Whilst Cage’s work did not explicitly address (post)colonialism, he does share some fundamental precepts with IR: a commitment to politically charged noise, socially engaged listening, and the centrality of percussion. The group notes that when Africans were enslaved, their drums were banned and confiscated. “The slave and plantation owners clearly recognized that Africans were able to communicate using those drums and they feared that these communications could lead to revolts,” they say. “Music comes with a code that has the power to organize people. It is a threat to the power structure.”

The legendary meeting of Thomas Sankara and Fela Kuti has come to symbolize this natural convergence of the musical and the political for Indigenous Resistance. The former was Burkina Faso’s socialist leader who challenged French-colonial exploitation and elitism, even after independence had been secured. His revolutionary politics complemented Fela’s anti-establishment Afrobeat during the 1980s, but their comradeship was broken when Sankara was assassinated at the age of 37. (One of the groups who release on IR is Sankara Future Dub Resurgence, named in obvious honor.)

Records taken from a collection
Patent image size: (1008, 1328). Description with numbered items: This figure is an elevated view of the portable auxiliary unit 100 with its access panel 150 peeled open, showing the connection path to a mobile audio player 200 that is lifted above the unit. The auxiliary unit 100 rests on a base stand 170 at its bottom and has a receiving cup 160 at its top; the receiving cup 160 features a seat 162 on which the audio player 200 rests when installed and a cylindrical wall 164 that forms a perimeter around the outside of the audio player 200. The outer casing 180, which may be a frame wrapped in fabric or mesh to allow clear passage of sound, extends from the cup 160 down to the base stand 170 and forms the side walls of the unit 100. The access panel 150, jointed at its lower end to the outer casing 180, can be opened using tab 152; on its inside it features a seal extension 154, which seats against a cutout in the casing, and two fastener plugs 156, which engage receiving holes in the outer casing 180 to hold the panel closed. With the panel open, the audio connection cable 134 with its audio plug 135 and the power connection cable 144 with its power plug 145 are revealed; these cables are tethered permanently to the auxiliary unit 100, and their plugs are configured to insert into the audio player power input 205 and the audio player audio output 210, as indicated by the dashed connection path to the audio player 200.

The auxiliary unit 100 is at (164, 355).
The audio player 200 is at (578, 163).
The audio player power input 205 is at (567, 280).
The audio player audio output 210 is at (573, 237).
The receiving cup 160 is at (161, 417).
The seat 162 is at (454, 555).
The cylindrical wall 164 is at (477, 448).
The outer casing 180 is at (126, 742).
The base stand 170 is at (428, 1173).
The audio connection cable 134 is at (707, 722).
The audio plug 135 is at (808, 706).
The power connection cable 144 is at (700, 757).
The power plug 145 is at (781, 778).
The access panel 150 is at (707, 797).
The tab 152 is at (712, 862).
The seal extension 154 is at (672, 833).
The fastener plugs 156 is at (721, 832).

> _AIM OF THE TASK_
Go on with the passage about Indigenous Resistance and its joining of music and politics, starting after its final sentence. None of these lines is needed for the work here.

> _TASK RESULT_
Indigenous Resistance’s releases all fit broadly within the “dub” category, but when asked about their relationship to the subgenre, the question was flipped on its head. “For IR, dub is not a thing—it’s the quality of a thing, the dub quality of anything. We live in a world where music as well as other forms of resistance, protest, and social justice language are institutionalized, neutralized, and devitalized into the colonial, capitalist whitestream. Dub is the B-side to these moments of assimilation and co-optation. It is about fermenting revolt, making Babylon tremble. It throws our perceptions of how sonic frequencies can and should be used into total disarray,” they say.

Producers such as Ramjac, The Fire This Time, and Dhanghsa, aka Dr. Das of Asian Dub Foundation (as well as guests such as Adrian Sherwood, Jah9, and Herman Soy Sos Pearl), have long explored the heavier, more industrial side of dub. IR’s releases are almost austerely electronic, casting aside reggae’s comforting roots in favor of devastating sonic artillery. It’s a philosophy shared by IR’s nominal inspiration, groundbreaking Detroit techno crew Underground Resistance, who were equally opposed to Babylon’s oppressive system of power.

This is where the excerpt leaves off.